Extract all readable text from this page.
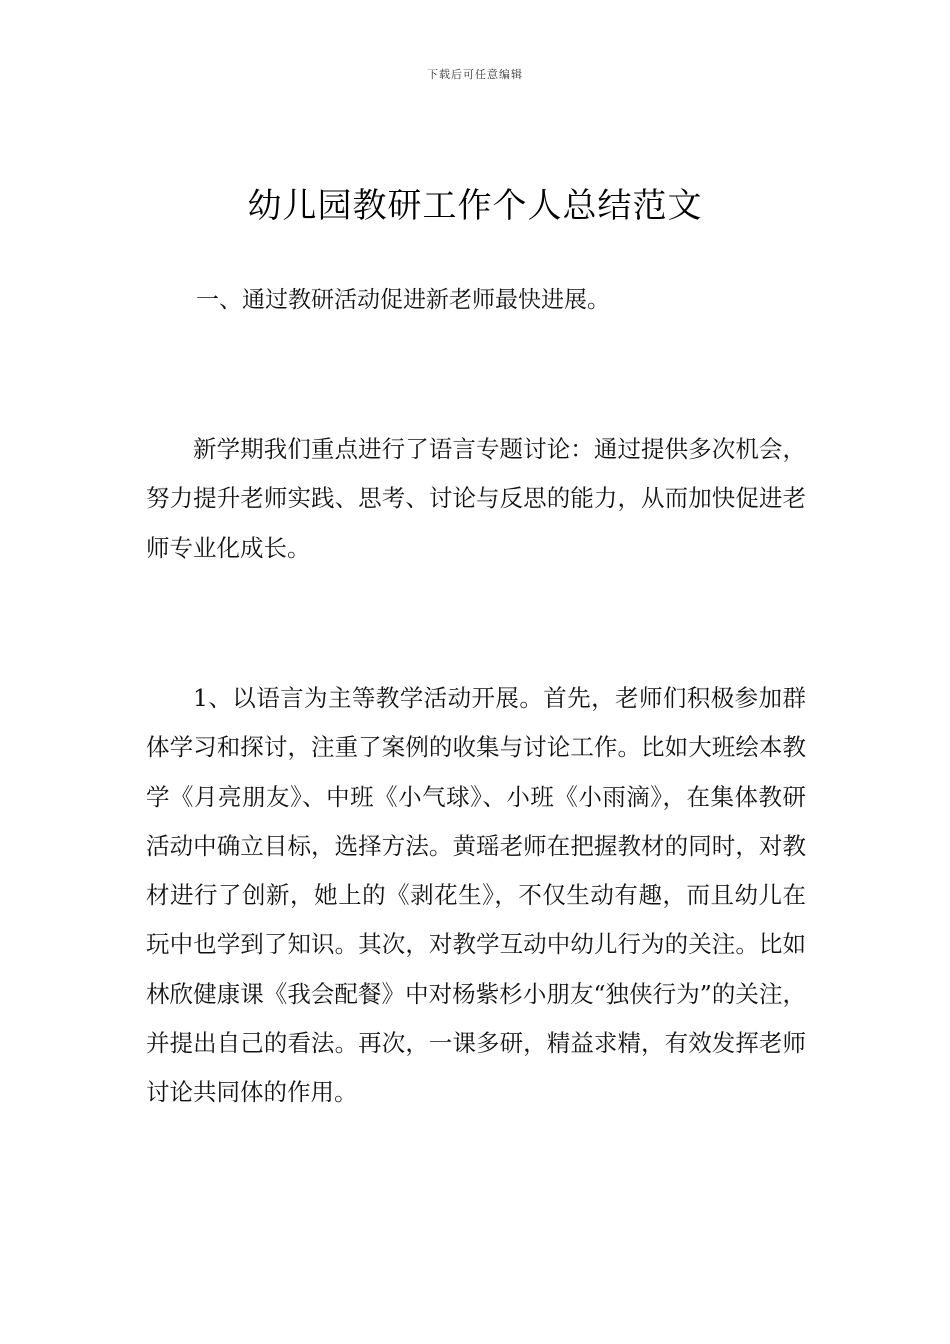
下载后可任意编辑
幼儿园教研工作个人总结范文
一、通过教研活动促进新老师最快进展。

新学期我们重点进行了语言专题讨论：通过提供多次机会，努力提升老师实践、思考、讨论与反思的能力，从而加快促进老师专业化成长。

1、以语言为主等教学活动开展。首先，老师们积极参加群体学习和探讨，注重了案例的收集与讨论工作。比如大班绘本教学《月亮朋友》、中班《小气球》、小班《小雨滴》，在集体教研活动中确立目标，选择方法。黄瑶老师在把握教材的同时，对教材进行了创新，她上的《剥花生》，不仅生动有趣，而且幼儿在玩中也学到了知识。其次，对教学互动中幼儿行为的关注。比如林欣健康课《我会配餐》中对杨紫杉小朋友“独侠行为”的关注，并提出自己的看法。再次，一课多研，精益求精，有效发挥老师讨论共同体的作用。
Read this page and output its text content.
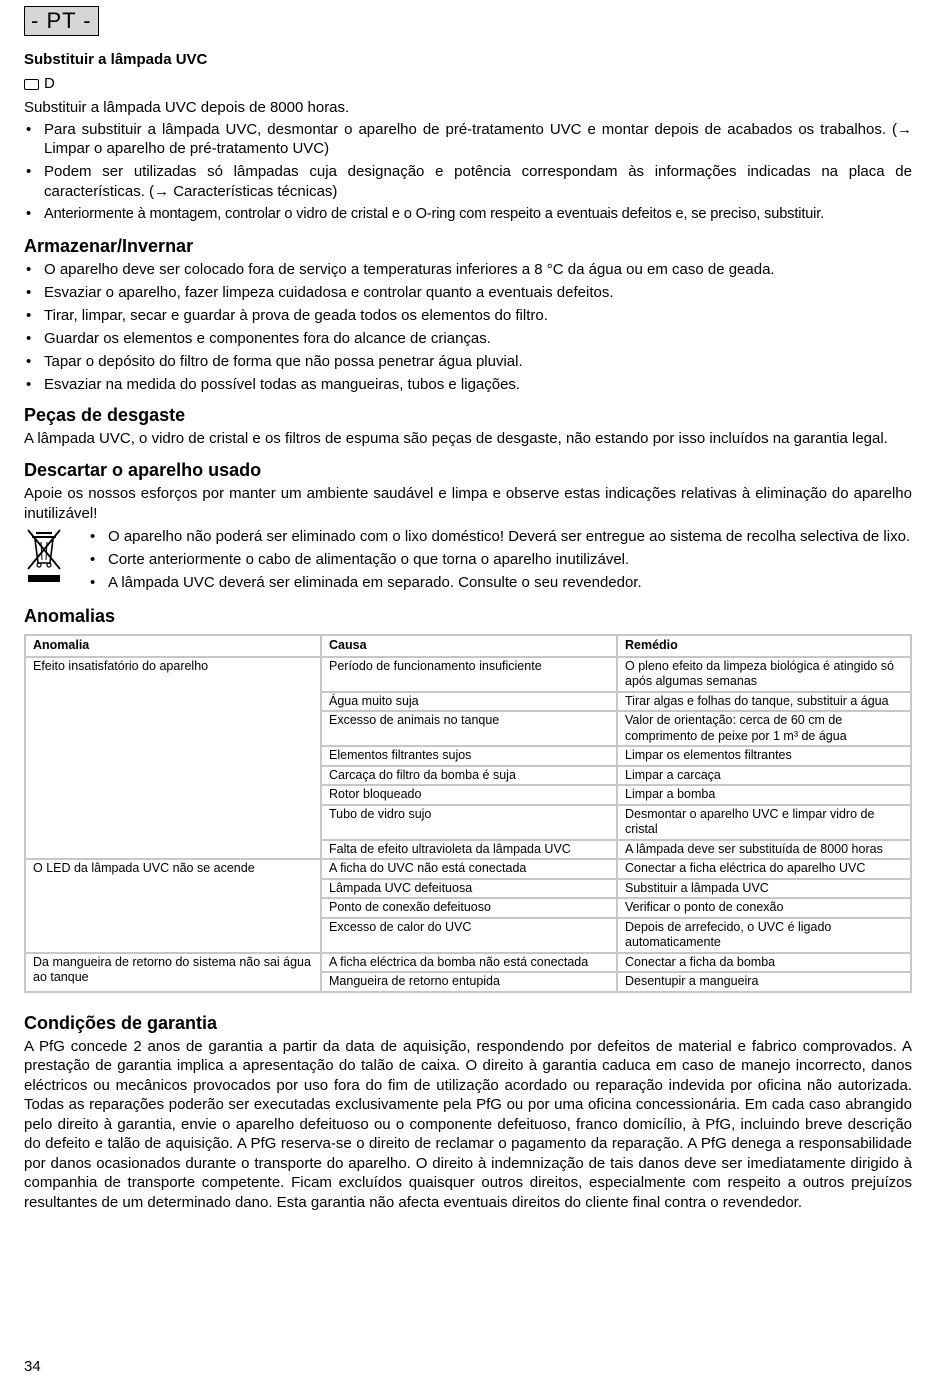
- PT -
Substituir a lâmpada UVC
D
Substituir a lâmpada UVC depois de 8000 horas.
• Para substituir a lâmpada UVC, desmontar o aparelho de pré-tratamento UVC e montar depois de acabados os trabalhos. (→ Limpar o aparelho de pré-tratamento UVC)
• Podem ser utilizadas só lâmpadas cuja designação e potência correspondam às informações indicadas na placa de características. (→ Características técnicas)
• Anteriormente à montagem, controlar o vidro de cristal e o O-ring com respeito a eventuais defeitos e, se preciso, substituir.
Armazenar/Invernar
• O aparelho deve ser colocado fora de serviço a temperaturas inferiores a 8 °C da água ou em caso de geada.
• Esvaziar o aparelho, fazer limpeza cuidadosa e controlar quanto a eventuais defeitos.
• Tirar, limpar, secar e guardar à prova de geada todos os elementos do filtro.
• Guardar os elementos e componentes fora do alcance de crianças.
• Tapar o depósito do filtro de forma que não possa penetrar água pluvial.
• Esvaziar na medida do possível todas as mangueiras, tubos e ligações.
Peças de desgaste
A lâmpada UVC, o vidro de cristal e os filtros de espuma são peças de desgaste, não estando por isso incluídos na garantia legal.
Descartar o aparelho usado
Apoie os nossos esforços por manter um ambiente saudável e limpa e observe estas indicações relativas à eliminação do aparelho inutilizável!
• O aparelho não poderá ser eliminado com o lixo doméstico! Deverá ser entregue ao sistema de recolha selectiva de lixo.
• Corte anteriormente o cabo de alimentação o que torna o aparelho inutilizável.
• A lâmpada UVC deverá ser eliminada em separado. Consulte o seu revendedor.
Anomalias
Anomalia	Causa	Remédio
Efeito insatisfatório do aparelho	Período de funcionamento insuficiente	O pleno efeito da limpeza biológica é atingido só após algumas semanas
	Água muito suja	Tirar algas e folhas do tanque, substituir a água
	Excesso de animais no tanque	Valor de orientação: cerca de 60 cm de comprimento de peixe por 1 m³ de água
	Elementos filtrantes sujos	Limpar os elementos filtrantes
	Carcaça do filtro da bomba é suja	Limpar a carcaça
	Rotor bloqueado	Limpar a bomba
	Tubo de vidro sujo	Desmontar o aparelho UVC e limpar vidro de cristal
	Falta de efeito ultravioleta da lâmpada UVC	A lâmpada deve ser substituída de 8000 horas
O LED da lâmpada UVC não se acende	A ficha do UVC não está conectada	Conectar a ficha eléctrica do aparelho UVC
	Lâmpada UVC defeituosa	Substituir a lâmpada UVC
	Ponto de conexão defeituoso	Verificar o ponto de conexão
	Excesso de calor do UVC	Depois de arrefecido, o UVC é ligado automaticamente
Da mangueira de retorno do sistema não sai água ao tanque	A ficha eléctrica da bomba não está conectada	Conectar a ficha da bomba
	Mangueira de retorno entupida	Desentupir a mangueira
Condições de garantia
A PfG concede 2 anos de garantia a partir da data de aquisição, respondendo por defeitos de material e fabrico comprovados. A prestação de garantia implica a apresentação do talão de caixa. O direito à garantia caduca em caso de manejo incorrecto, danos eléctricos ou mecânicos provocados por uso fora do fim de utilização acordado ou reparação indevida por oficina não autorizada. Todas as reparações poderão ser executadas exclusivamente pela PfG ou por uma oficina concessionária. Em cada caso abrangido pelo direito à garantia, envie o aparelho defeituoso ou o componente defeituoso, franco domicílio, à PfG, incluindo breve descrição do defeito e talão de aquisição. A PfG reserva-se o direito de reclamar o pagamento da reparação. A PfG denega a responsabilidade por danos ocasionados durante o transporte do aparelho. O direito à indemnização de tais danos deve ser imediatamente dirigido à companhia de transporte competente. Ficam excluídos quaisquer outros direitos, especialmente com respeito a outros prejuízos resultantes de um determinado dano. Esta garantia não afecta eventuais direitos do cliente final contra o revendedor.
34
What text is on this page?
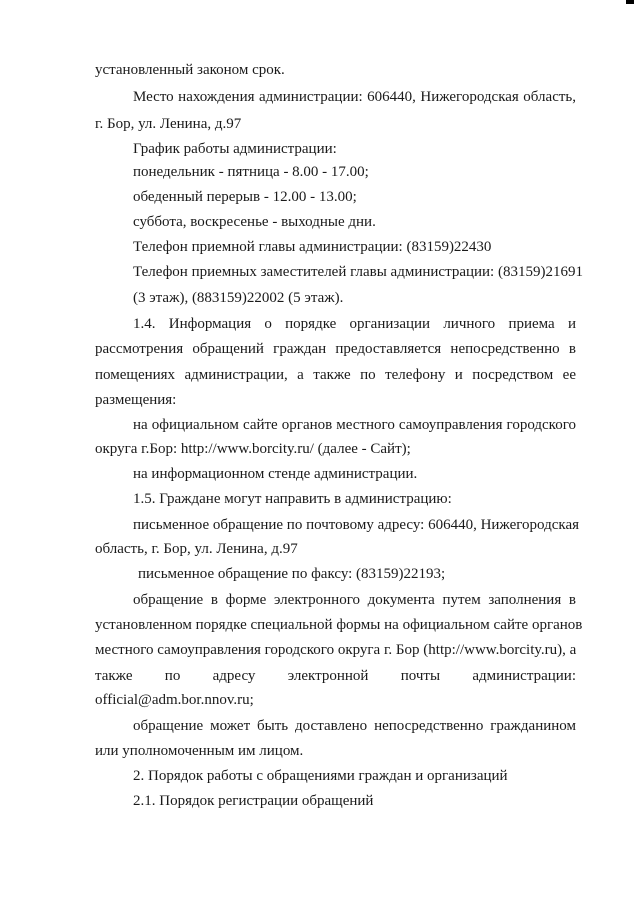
установленный законом срок.
Место нахождения администрации: 606440, Нижегородская область,
г. Бор, ул. Ленина, д.97
График работы администрации:
понедельник - пятница - 8.00 - 17.00;
обеденный перерыв - 12.00 - 13.00;
суббота, воскресенье - выходные дни.
Телефон приемной главы администрации: (83159)22430
Телефон приемных заместителей главы администрации: (83159)21691
(3 этаж), (883159)22002 (5 этаж).
1.4. Информация о порядке организации личного приема и
рассмотрения обращений граждан предоставляется непосредственно в
помещениях администрации, а также по телефону и посредством ее
размещения:
на официальном сайте органов местного самоуправления городского
округа г.Бор: http://www.borcity.ru/ (далее - Сайт);
на информационном стенде администрации.
1.5. Граждане могут направить в администрацию:
письменное обращение по почтовому адресу: 606440, Нижегородская
область, г. Бор, ул. Ленина, д.97
письменное обращение по факсу: (83159)22193;
обращение в форме электронного документа путем заполнения в
установленном порядке специальной формы на официальном сайте органов
местного самоуправления городского округа г. Бор (http://www.borcity.ru), а
также по адресу электронной почты администрации:
official@adm.bor.nnov.ru;
обращение может быть доставлено непосредственно гражданином
или уполномоченным им лицом.
2. Порядок работы с обращениями граждан и организаций
2.1. Порядок регистрации обращений
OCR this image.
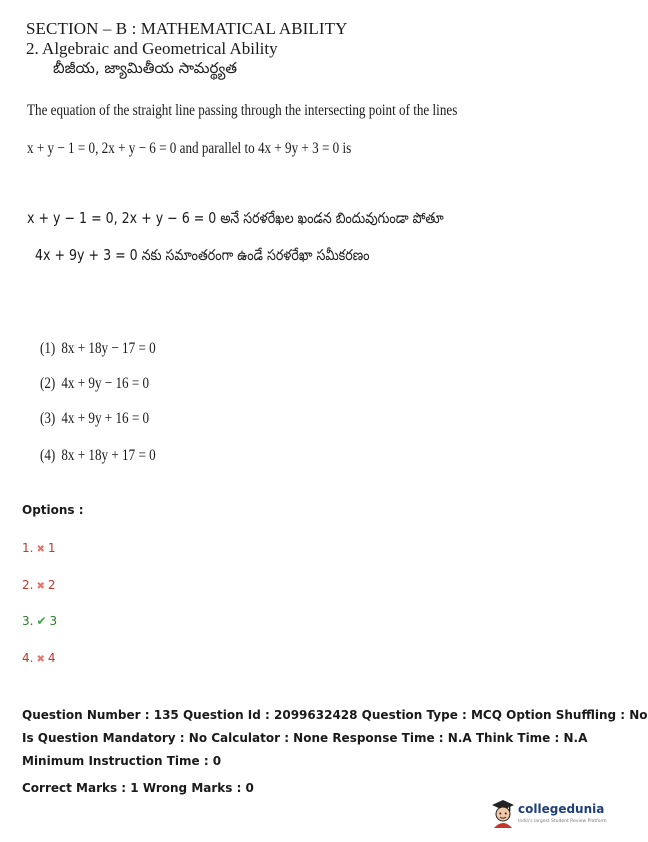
SECTION – B : MATHEMATICAL ABILITY
2. Algebraic and Geometrical Ability
బీజీయ, జ్యామితీయ సామర్థ్యత
The equation of the straight line passing through the intersecting point of the lines
x + y − 1 = 0, 2x + y − 6 = 0 and parallel to 4x + 9y + 3 = 0 is
x + y − 1 = 0, 2x + y − 6 = 0 అనే సరళరేఖల ఖండన బిందువుగుండా పోతూ
4x + 9y + 3 = 0 నకు సమాంతరంగా ఉండే సరళరేఖా సమీకరణం
(1) 8x + 18y − 17 = 0
(2) 4x + 9y − 16 = 0
(3) 4x + 9y + 16 = 0
(4) 8x + 18y + 17 = 0
Options :
1. ✖ 1
2. ✖ 2
3. ✔ 3
4. ✖ 4
Question Number : 135 Question Id : 2099632428 Question Type : MCQ Option Shuffling : No
Is Question Mandatory : No Calculator : None Response Time : N.A Think Time : N.A
Minimum Instruction Time : 0
Correct Marks : 1 Wrong Marks : 0
collegedunia
India's largest Student Review Platform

★ ★ ★

To be done:
Determine how many lines include the string "సరళర". Give no answer but the number.

Worked answer:
2